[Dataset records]
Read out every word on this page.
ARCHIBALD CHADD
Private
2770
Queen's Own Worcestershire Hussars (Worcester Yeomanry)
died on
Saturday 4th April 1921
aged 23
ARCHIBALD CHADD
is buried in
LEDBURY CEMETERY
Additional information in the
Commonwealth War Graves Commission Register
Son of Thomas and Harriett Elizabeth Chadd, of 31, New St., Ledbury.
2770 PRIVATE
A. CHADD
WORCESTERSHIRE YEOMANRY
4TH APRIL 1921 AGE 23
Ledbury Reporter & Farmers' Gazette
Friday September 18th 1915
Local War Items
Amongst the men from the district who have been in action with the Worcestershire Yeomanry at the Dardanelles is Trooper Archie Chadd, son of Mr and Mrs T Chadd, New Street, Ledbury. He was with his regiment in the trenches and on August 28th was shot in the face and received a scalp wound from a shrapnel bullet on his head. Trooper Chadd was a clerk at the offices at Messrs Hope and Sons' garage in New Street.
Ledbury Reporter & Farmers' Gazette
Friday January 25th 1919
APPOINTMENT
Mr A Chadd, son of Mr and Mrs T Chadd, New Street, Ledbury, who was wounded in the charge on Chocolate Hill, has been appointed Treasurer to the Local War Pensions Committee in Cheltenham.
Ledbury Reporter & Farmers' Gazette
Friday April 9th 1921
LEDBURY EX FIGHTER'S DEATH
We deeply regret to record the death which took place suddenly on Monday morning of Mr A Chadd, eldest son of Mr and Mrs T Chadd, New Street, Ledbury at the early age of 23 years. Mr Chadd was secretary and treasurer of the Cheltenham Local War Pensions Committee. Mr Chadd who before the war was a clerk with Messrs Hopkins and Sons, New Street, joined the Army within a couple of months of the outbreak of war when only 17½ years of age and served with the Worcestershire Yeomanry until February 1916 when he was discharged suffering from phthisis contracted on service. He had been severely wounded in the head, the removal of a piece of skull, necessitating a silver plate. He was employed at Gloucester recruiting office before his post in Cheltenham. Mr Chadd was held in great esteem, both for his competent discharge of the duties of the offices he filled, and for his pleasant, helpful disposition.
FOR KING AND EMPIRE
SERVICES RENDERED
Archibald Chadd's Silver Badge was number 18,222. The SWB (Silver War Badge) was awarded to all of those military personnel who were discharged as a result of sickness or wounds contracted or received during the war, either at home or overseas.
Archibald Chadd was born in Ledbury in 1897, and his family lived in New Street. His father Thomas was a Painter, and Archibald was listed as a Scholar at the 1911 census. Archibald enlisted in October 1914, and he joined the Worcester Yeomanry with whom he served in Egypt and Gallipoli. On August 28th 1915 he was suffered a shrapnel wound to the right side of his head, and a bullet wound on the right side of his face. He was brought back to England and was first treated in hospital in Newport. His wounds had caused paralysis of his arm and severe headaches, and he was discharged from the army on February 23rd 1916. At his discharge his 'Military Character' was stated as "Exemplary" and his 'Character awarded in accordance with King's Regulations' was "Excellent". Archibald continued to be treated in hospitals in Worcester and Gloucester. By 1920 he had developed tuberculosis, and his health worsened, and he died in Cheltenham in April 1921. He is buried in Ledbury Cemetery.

§ **Work required**
Transcribe every entry verbatim.

§ **Full answer**
Read out every word on this page.
ARCHIBALD CHADD
Private
2770
Queen's Own Worcestershire Hussars (Worcester Yeomanry)
died on
Saturday 4th April 1921
aged 23
ARCHIBALD CHADD
is buried in
LEDBURY CEMETERY
Additional information in the
Commonwealth War Graves Commission Register
Son of Thomas and Harriett Elizabeth Chadd, of 31, New St., Ledbury.
2770 PRIVATE
A. CHADD
WORCESTERSHIRE YEOMANRY
4TH APRIL 1921 AGE 23
Ledbury Reporter & Farmers' Gazette
Friday September 18th 1915
Local War Items
Amongst the men from the district who have been in action with the Worcestershire Yeomanry at the Dardanelles is Trooper Archie Chadd, son of Mr and Mrs T Chadd, New Street, Ledbury. He was with his regiment in the trenches and on August 28th was shot in the face and received a scalp wound from a shrapnel bullet on his head. Trooper Chadd was a clerk at the offices at Messrs Hope and Sons' garage in New Street.
Ledbury Reporter & Farmers' Gazette
Friday January 25th 1919
APPOINTMENT
Mr A Chadd, son of Mr and Mrs T Chadd, New Street, Ledbury, who was wounded in the charge on Chocolate Hill, has been appointed Treasurer to the Local War Pensions Committee in Cheltenham.
Ledbury Reporter & Farmers' Gazette
Friday April 9th 1921
LEDBURY EX FIGHTER'S DEATH
We deeply regret to record the death which took place suddenly on Monday morning of Mr A Chadd, eldest son of Mr and Mrs T Chadd, New Street, Ledbury at the early age of 23 years. Mr Chadd was secretary and treasurer of the Cheltenham Local War Pensions Committee. Mr Chadd who before the war was a clerk with Messrs Hopkins and Sons, New Street, joined the Army within a couple of months of the outbreak of war when only 17½ years of age and served with the Worcestershire Yeomanry until February 1916 when he was discharged suffering from phthisis contracted on service. He had been severely wounded in the head, the removal of a piece of skull, necessitating a silver plate. He was employed at Gloucester recruiting office before his post in Cheltenham. Mr Chadd was held in great esteem, both for his competent discharge of the duties of the offices he filled, and for his pleasant, helpful disposition.
FOR KING AND EMPIRE
SERVICES RENDERED
Archibald Chadd's Silver Badge was number 18,222. The SWB (Silver War Badge) was awarded to all of those military personnel who were discharged as a result of sickness or wounds contracted or received during the war, either at home or overseas.
Archibald Chadd was born in Ledbury in 1897, and his family lived in New Street. His father Thomas was a Painter, and Archibald was listed as a Scholar at the 1911 census. Archibald enlisted in October 1914, and he joined the Worcester Yeomanry with whom he served in Egypt and Gallipoli. On August 28th 1915 he was suffered a shrapnel wound to the right side of his head, and a bullet wound on the right side of his face. He was brought back to England and was first treated in hospital in Newport. His wounds had caused paralysis of his arm and severe headaches, and he was discharged from the army on February 23rd 1916. At his discharge his 'Military Character' was stated as "Exemplary" and his 'Character awarded in accordance with King's Regulations' was "Excellent". Archibald continued to be treated in hospitals in Worcester and Gloucester. By 1920 he had developed tuberculosis, and his health worsened, and he died in Cheltenham in April 1921. He is buried in Ledbury Cemetery.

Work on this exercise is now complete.